__Your goal__:
Give the entries back exactly, dropping each image.

__Data in this exercise__:
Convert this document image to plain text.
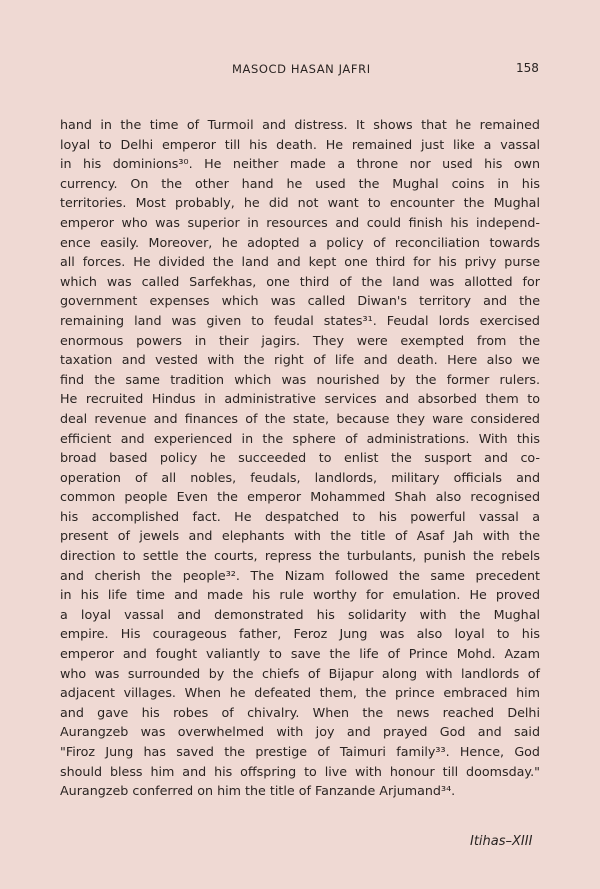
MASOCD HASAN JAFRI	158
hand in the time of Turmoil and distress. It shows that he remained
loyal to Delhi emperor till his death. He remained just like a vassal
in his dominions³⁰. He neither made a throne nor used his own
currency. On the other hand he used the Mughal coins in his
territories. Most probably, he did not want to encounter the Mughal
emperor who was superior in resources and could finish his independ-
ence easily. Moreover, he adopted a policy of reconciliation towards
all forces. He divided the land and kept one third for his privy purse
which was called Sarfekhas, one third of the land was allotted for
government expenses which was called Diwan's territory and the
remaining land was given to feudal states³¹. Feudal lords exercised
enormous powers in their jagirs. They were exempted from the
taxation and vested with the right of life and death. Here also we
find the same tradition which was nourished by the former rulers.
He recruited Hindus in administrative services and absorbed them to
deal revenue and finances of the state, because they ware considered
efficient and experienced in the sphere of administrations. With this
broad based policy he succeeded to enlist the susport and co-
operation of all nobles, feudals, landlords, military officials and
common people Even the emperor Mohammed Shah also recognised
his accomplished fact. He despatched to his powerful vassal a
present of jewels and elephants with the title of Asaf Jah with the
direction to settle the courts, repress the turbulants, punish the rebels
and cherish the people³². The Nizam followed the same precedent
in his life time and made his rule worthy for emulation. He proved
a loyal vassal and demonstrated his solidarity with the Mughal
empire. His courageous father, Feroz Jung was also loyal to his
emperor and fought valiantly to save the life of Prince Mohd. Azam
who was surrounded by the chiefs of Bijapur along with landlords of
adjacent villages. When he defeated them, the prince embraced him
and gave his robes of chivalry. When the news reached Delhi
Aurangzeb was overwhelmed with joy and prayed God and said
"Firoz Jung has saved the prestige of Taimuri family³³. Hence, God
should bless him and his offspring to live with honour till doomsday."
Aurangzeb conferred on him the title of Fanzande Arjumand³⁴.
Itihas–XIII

__Response to the exercise__:
Convert this document image to plain text.
MASOCD HASAN JAFRI	158
hand in the time of Turmoil and distress. It shows that he remained
loyal to Delhi emperor till his death. He remained just like a vassal
in his dominions³⁰. He neither made a throne nor used his own
currency. On the other hand he used the Mughal coins in his
territories. Most probably, he did not want to encounter the Mughal
emperor who was superior in resources and could finish his independ-
ence easily. Moreover, he adopted a policy of reconciliation towards
all forces. He divided the land and kept one third for his privy purse
which was called Sarfekhas, one third of the land was allotted for
government expenses which was called Diwan's territory and the
remaining land was given to feudal states³¹. Feudal lords exercised
enormous powers in their jagirs. They were exempted from the
taxation and vested with the right of life and death. Here also we
find the same tradition which was nourished by the former rulers.
He recruited Hindus in administrative services and absorbed them to
deal revenue and finances of the state, because they ware considered
efficient and experienced in the sphere of administrations. With this
broad based policy he succeeded to enlist the susport and co-
operation of all nobles, feudals, landlords, military officials and
common people Even the emperor Mohammed Shah also recognised
his accomplished fact. He despatched to his powerful vassal a
present of jewels and elephants with the title of Asaf Jah with the
direction to settle the courts, repress the turbulants, punish the rebels
and cherish the people³². The Nizam followed the same precedent
in his life time and made his rule worthy for emulation. He proved
a loyal vassal and demonstrated his solidarity with the Mughal
empire. His courageous father, Feroz Jung was also loyal to his
emperor and fought valiantly to save the life of Prince Mohd. Azam
who was surrounded by the chiefs of Bijapur along with landlords of
adjacent villages. When he defeated them, the prince embraced him
and gave his robes of chivalry. When the news reached Delhi
Aurangzeb was overwhelmed with joy and prayed God and said
"Firoz Jung has saved the prestige of Taimuri family³³. Hence, God
should bless him and his offspring to live with honour till doomsday."
Aurangzeb conferred on him the title of Fanzande Arjumand³⁴.
Itihas–XIII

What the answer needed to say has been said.